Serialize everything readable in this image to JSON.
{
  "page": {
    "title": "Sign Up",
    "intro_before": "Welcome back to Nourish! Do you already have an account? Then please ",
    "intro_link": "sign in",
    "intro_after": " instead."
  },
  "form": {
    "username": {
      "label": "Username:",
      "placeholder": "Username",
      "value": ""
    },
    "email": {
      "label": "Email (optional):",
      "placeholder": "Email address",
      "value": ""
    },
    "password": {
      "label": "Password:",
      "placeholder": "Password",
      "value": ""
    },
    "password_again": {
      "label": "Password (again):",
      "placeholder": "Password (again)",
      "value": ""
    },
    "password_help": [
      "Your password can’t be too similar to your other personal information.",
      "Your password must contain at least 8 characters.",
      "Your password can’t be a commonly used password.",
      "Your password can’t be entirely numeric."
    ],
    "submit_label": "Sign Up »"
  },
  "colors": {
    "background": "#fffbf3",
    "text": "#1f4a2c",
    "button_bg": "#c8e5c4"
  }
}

────────

Task objective:
Repeat the entries shown above, every one, word for word.

Reply to the task:
Serialize everything readable in this image to JSON.
{
  "page": {
    "title": "Sign Up",
    "intro_before": "Welcome back to Nourish! Do you already have an account? Then please ",
    "intro_link": "sign in",
    "intro_after": " instead."
  },
  "form": {
    "username": {
      "label": "Username:",
      "placeholder": "Username",
      "value": ""
    },
    "email": {
      "label": "Email (optional):",
      "placeholder": "Email address",
      "value": ""
    },
    "password": {
      "label": "Password:",
      "placeholder": "Password",
      "value": ""
    },
    "password_again": {
      "label": "Password (again):",
      "placeholder": "Password (again)",
      "value": ""
    },
    "password_help": [
      "Your password can’t be too similar to your other personal information.",
      "Your password must contain at least 8 characters.",
      "Your password can’t be a commonly used password.",
      "Your password can’t be entirely numeric."
    ],
    "submit_label": "Sign Up »"
  },
  "colors": {
    "background": "#fffbf3",
    "text": "#1f4a2c",
    "button_bg": "#c8e5c4"
  }
}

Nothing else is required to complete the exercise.